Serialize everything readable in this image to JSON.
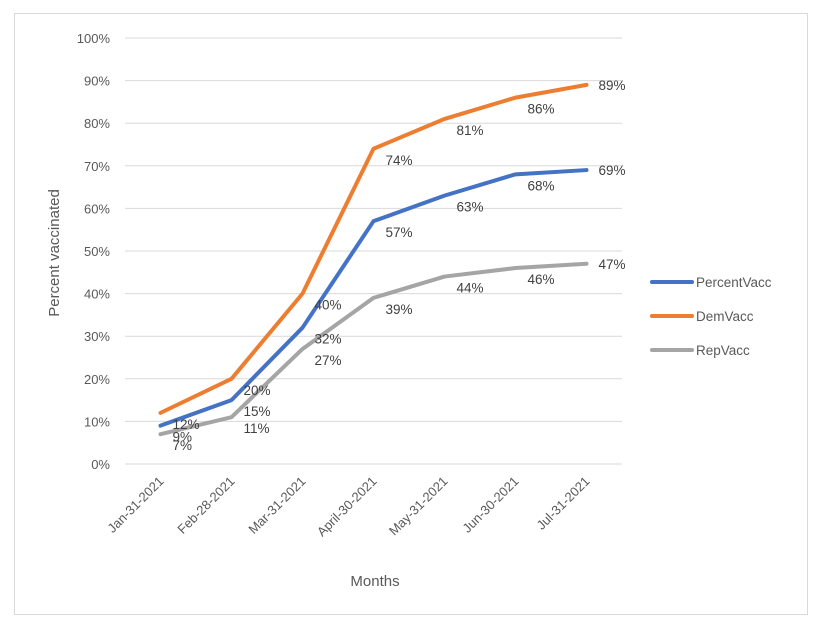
{
  "chart_data": {
    "type": "line",
    "title": "",
    "xlabel": "Months",
    "ylabel": "Percent vaccinated",
    "categories": [
      "Jan-31-2021",
      "Feb-28-2021",
      "Mar-31-2021",
      "April-30-2021",
      "May-31-2021",
      "Jun-30-2021",
      "Jul-31-2021"
    ],
    "ylim": [
      0,
      100
    ],
    "yticks": [
      "0%",
      "10%",
      "20%",
      "30%",
      "40%",
      "50%",
      "60%",
      "70%",
      "80%",
      "90%",
      "100%"
    ],
    "grid": true,
    "legend_position": "right",
    "series": [
      {
        "name": "PercentVacc",
        "color": "#4472c4",
        "values": [
          9,
          15,
          32,
          57,
          63,
          68,
          69
        ],
        "labels": [
          "9%",
          "15%",
          "32%",
          "57%",
          "63%",
          "68%",
          "69%"
        ]
      },
      {
        "name": "DemVacc",
        "color": "#ed7d31",
        "values": [
          12,
          20,
          40,
          74,
          81,
          86,
          89
        ],
        "labels": [
          "12%",
          "20%",
          "40%",
          "74%",
          "81%",
          "86%",
          "89%"
        ]
      },
      {
        "name": "RepVacc",
        "color": "#a5a5a5",
        "values": [
          7,
          11,
          27,
          39,
          44,
          46,
          47
        ],
        "labels": [
          "7%",
          "11%",
          "27%",
          "39%",
          "44%",
          "46%",
          "47%"
        ]
      }
    ]
  }
}
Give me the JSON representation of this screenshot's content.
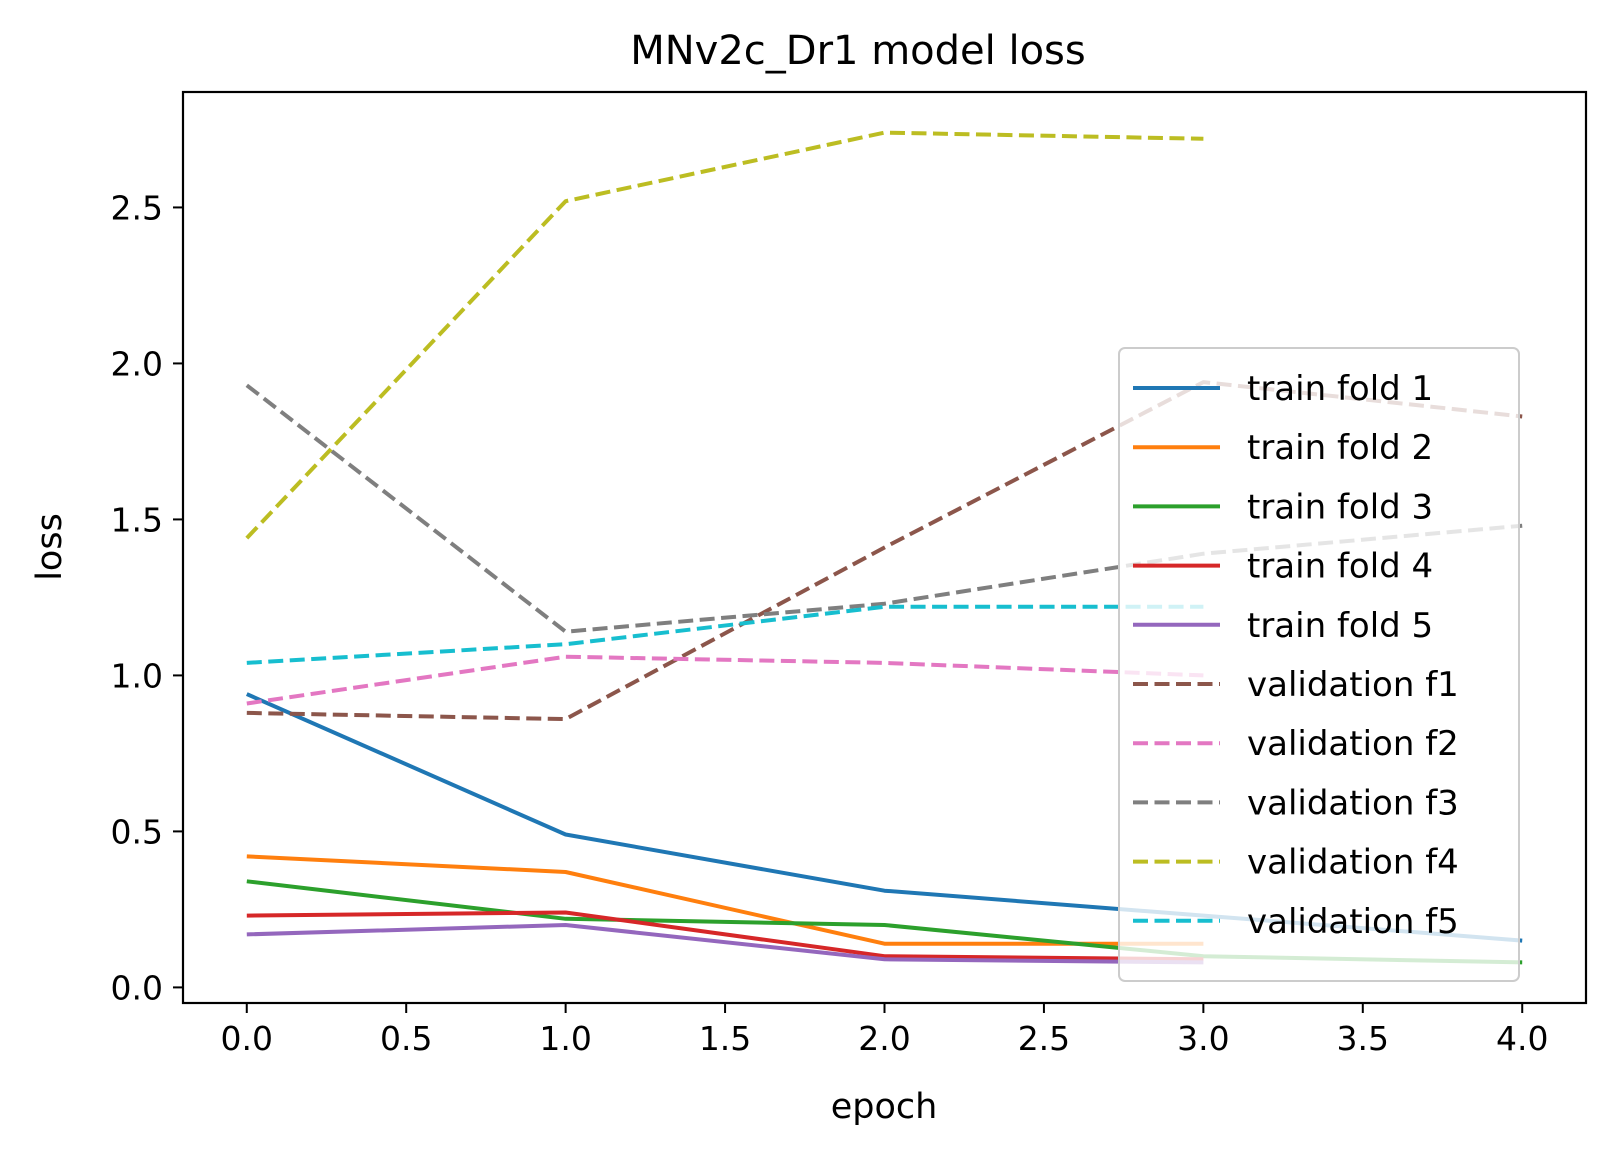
{
  "chart_data": {
    "type": "line",
    "title": "MNv2c_Dr1 model loss",
    "xlabel": "epoch",
    "ylabel": "loss",
    "xlim": [
      -0.2,
      4.2
    ],
    "ylim": [
      -0.05,
      2.87
    ],
    "xticks": [
      0.0,
      0.5,
      1.0,
      1.5,
      2.0,
      2.5,
      3.0,
      3.5,
      4.0
    ],
    "xtick_labels": [
      "0.0",
      "0.5",
      "1.0",
      "1.5",
      "2.0",
      "2.5",
      "3.0",
      "3.5",
      "4.0"
    ],
    "yticks": [
      0.0,
      0.5,
      1.0,
      1.5,
      2.0,
      2.5
    ],
    "ytick_labels": [
      "0.0",
      "0.5",
      "1.0",
      "1.5",
      "2.0",
      "2.5"
    ],
    "grid": false,
    "legend_position": "lower-right",
    "series": [
      {
        "name": "train fold 1",
        "color": "#1f77b4",
        "dash": "solid",
        "x": [
          0,
          1,
          2,
          3,
          4
        ],
        "y": [
          0.94,
          0.49,
          0.31,
          0.23,
          0.15
        ]
      },
      {
        "name": "train fold 2",
        "color": "#ff7f0e",
        "dash": "solid",
        "x": [
          0,
          1,
          2,
          3
        ],
        "y": [
          0.42,
          0.37,
          0.14,
          0.14
        ]
      },
      {
        "name": "train fold 3",
        "color": "#2ca02c",
        "dash": "solid",
        "x": [
          0,
          1,
          2,
          3,
          4
        ],
        "y": [
          0.34,
          0.22,
          0.2,
          0.1,
          0.08
        ]
      },
      {
        "name": "train fold 4",
        "color": "#d62728",
        "dash": "solid",
        "x": [
          0,
          1,
          2,
          3
        ],
        "y": [
          0.23,
          0.24,
          0.1,
          0.09
        ]
      },
      {
        "name": "train fold 5",
        "color": "#9467bd",
        "dash": "solid",
        "x": [
          0,
          1,
          2,
          3
        ],
        "y": [
          0.17,
          0.2,
          0.09,
          0.08
        ]
      },
      {
        "name": "validation f1",
        "color": "#8c564b",
        "dash": "dashed",
        "x": [
          0,
          1,
          2,
          3,
          4
        ],
        "y": [
          0.88,
          0.86,
          1.41,
          1.94,
          1.83
        ]
      },
      {
        "name": "validation f2",
        "color": "#e377c2",
        "dash": "dashed",
        "x": [
          0,
          1,
          2,
          3
        ],
        "y": [
          0.91,
          1.06,
          1.04,
          1.0
        ]
      },
      {
        "name": "validation f3",
        "color": "#7f7f7f",
        "dash": "dashed",
        "x": [
          0,
          1,
          2,
          3,
          4
        ],
        "y": [
          1.93,
          1.14,
          1.23,
          1.39,
          1.48
        ]
      },
      {
        "name": "validation f4",
        "color": "#bcbd22",
        "dash": "dashed",
        "x": [
          0,
          1,
          2,
          3
        ],
        "y": [
          1.44,
          2.52,
          2.74,
          2.72
        ]
      },
      {
        "name": "validation f5",
        "color": "#17becf",
        "dash": "dashed",
        "x": [
          0,
          1,
          2,
          3
        ],
        "y": [
          1.04,
          1.1,
          1.22,
          1.22
        ]
      }
    ]
  }
}
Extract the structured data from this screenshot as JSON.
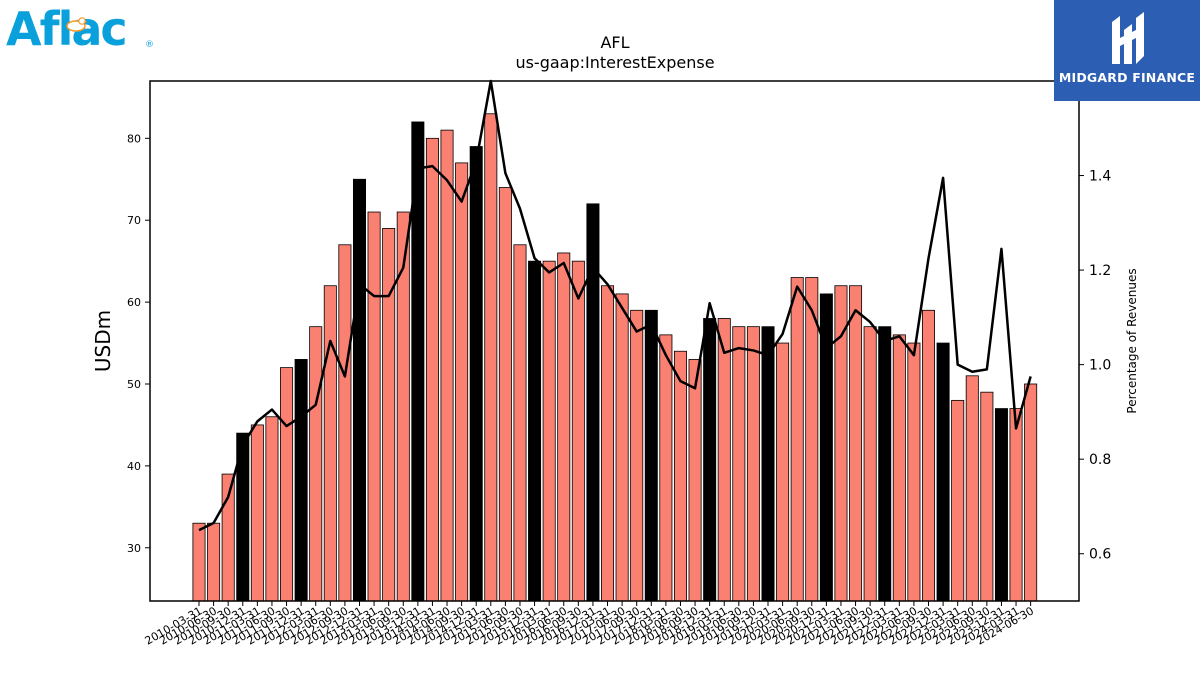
{
  "logos": {
    "left": {
      "text": "Aflac",
      "reg_mark": "®"
    },
    "right": {
      "text": "MIDGARD FINANCE"
    }
  },
  "colors": {
    "bar_default": "#fa8072",
    "bar_highlight": "#000000",
    "line": "#000000"
  },
  "chart_data": {
    "type": "bar",
    "title": "AFL",
    "subtitle": "us-gaap:InterestExpense",
    "ylabel": "USDm",
    "y2label": "Percentage of Revenues",
    "ylim": [
      23.5,
      87
    ],
    "y2lim": [
      0.5,
      1.6
    ],
    "yticks": [
      30,
      40,
      50,
      60,
      70,
      80
    ],
    "y2ticks": [
      "0.6",
      "0.8",
      "1.0",
      "1.2",
      "1.4"
    ],
    "categories": [
      "2010-03-31",
      "2010-06-30",
      "2010-09-30",
      "2010-12-31",
      "2011-03-31",
      "2011-06-30",
      "2011-09-30",
      "2011-12-31",
      "2012-03-31",
      "2012-06-30",
      "2012-09-30",
      "2012-12-31",
      "2013-03-31",
      "2013-06-30",
      "2013-09-30",
      "2013-12-31",
      "2014-03-31",
      "2014-06-30",
      "2014-09-30",
      "2014-12-31",
      "2015-03-31",
      "2015-06-30",
      "2015-09-30",
      "2015-12-31",
      "2016-03-31",
      "2016-06-30",
      "2016-09-30",
      "2016-12-31",
      "2017-03-31",
      "2017-06-30",
      "2017-09-30",
      "2017-12-31",
      "2018-03-31",
      "2018-06-30",
      "2018-09-30",
      "2018-12-31",
      "2019-03-31",
      "2019-06-30",
      "2019-09-30",
      "2019-12-31",
      "2020-03-31",
      "2020-06-30",
      "2020-09-30",
      "2020-12-31",
      "2021-03-31",
      "2021-06-30",
      "2021-09-30",
      "2021-12-31",
      "2022-03-31",
      "2022-06-30",
      "2022-09-30",
      "2022-12-31",
      "2023-03-31",
      "2023-06-30",
      "2023-09-30",
      "2023-12-31",
      "2024-03-31",
      "2024-06-30"
    ],
    "series": [
      {
        "type": "bar",
        "values": [
          33,
          33,
          39,
          44,
          45,
          46,
          52,
          53,
          57,
          62,
          67,
          75,
          71,
          69,
          71,
          82,
          80,
          81,
          77,
          79,
          83,
          74,
          67,
          65,
          65,
          66,
          65,
          72,
          62,
          61,
          59,
          59,
          56,
          54,
          53,
          58,
          58,
          57,
          57,
          57,
          55,
          63,
          63,
          61,
          62,
          62,
          57,
          57,
          56,
          55,
          59,
          55,
          48,
          51,
          49,
          47,
          47,
          50
        ],
        "highlight_every": 4,
        "highlight_offset": 3
      },
      {
        "type": "line",
        "axis": "right",
        "values": [
          0.65,
          0.665,
          0.72,
          0.83,
          0.88,
          0.905,
          0.87,
          0.89,
          0.915,
          1.05,
          0.975,
          1.17,
          1.145,
          1.145,
          1.205,
          1.415,
          1.42,
          1.39,
          1.345,
          1.43,
          1.6,
          1.405,
          1.33,
          1.225,
          1.195,
          1.215,
          1.14,
          1.205,
          1.17,
          1.12,
          1.07,
          1.085,
          1.02,
          0.965,
          0.95,
          1.13,
          1.025,
          1.035,
          1.03,
          1.02,
          1.065,
          1.165,
          1.115,
          1.035,
          1.06,
          1.115,
          1.09,
          1.05,
          1.06,
          1.02,
          1.225,
          1.395,
          1.0,
          0.985,
          0.99,
          1.245,
          0.865,
          0.975
        ]
      }
    ]
  }
}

TASK DESCRIPTION
Which lines contain the word "validation"? Copy each one.

FULL SOLUTION
        "name": "validation f1",
        "name": "validation f2",
        "name": "validation f3",
        "name": "validation f4",
        "name": "validation f5",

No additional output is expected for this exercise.